[begin Records for this task]
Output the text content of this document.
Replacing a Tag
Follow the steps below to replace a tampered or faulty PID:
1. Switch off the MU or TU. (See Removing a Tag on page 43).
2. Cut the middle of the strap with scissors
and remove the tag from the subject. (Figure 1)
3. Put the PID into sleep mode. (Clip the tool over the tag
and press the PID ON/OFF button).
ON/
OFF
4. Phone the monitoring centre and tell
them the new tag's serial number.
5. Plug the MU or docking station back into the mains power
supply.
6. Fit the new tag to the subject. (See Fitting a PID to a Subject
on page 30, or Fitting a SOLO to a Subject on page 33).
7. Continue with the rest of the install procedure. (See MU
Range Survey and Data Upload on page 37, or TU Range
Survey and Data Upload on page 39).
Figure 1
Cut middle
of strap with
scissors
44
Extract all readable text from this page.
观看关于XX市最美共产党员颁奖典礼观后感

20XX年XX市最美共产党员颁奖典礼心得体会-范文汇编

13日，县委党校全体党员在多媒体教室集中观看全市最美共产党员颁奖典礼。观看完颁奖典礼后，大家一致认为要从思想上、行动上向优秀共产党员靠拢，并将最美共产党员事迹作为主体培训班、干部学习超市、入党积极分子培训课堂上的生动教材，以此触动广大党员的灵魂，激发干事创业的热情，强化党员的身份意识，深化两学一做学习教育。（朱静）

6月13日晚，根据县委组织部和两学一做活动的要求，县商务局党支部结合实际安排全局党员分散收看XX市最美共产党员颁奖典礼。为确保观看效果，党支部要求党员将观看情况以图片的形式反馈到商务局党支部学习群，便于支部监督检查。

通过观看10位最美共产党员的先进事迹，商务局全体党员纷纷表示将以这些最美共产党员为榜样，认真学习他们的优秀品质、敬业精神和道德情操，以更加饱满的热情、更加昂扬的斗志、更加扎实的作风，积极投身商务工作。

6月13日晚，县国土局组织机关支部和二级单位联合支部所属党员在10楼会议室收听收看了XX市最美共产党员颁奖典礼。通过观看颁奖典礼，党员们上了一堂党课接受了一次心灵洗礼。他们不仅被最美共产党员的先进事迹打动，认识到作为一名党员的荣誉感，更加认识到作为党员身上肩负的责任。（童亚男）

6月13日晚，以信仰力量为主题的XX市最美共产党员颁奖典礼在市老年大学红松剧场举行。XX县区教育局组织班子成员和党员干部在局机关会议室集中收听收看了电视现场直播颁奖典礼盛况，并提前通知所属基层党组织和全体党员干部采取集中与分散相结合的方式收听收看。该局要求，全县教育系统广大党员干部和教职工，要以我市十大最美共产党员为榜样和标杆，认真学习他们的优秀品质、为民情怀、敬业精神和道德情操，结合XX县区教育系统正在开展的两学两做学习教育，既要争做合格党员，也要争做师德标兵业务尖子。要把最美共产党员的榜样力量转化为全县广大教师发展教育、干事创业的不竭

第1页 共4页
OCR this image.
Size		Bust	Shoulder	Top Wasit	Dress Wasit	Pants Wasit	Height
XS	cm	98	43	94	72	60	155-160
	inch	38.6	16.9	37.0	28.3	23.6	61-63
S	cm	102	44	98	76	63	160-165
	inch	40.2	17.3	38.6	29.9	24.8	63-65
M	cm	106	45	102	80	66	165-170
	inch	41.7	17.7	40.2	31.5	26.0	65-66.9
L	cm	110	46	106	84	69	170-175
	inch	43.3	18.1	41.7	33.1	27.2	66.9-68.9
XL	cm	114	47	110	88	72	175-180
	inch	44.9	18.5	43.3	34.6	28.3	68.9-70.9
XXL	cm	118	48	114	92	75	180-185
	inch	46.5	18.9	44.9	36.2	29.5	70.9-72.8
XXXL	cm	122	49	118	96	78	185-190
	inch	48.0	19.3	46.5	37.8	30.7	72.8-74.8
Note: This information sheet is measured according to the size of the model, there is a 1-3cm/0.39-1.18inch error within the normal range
[end Records for this task]
- **What needs to be done**
Find the lines above holding the word "from" and show them.

- **Full response**
and remove the tag from the subject. (Figure 1)
Extract all readable text from this page.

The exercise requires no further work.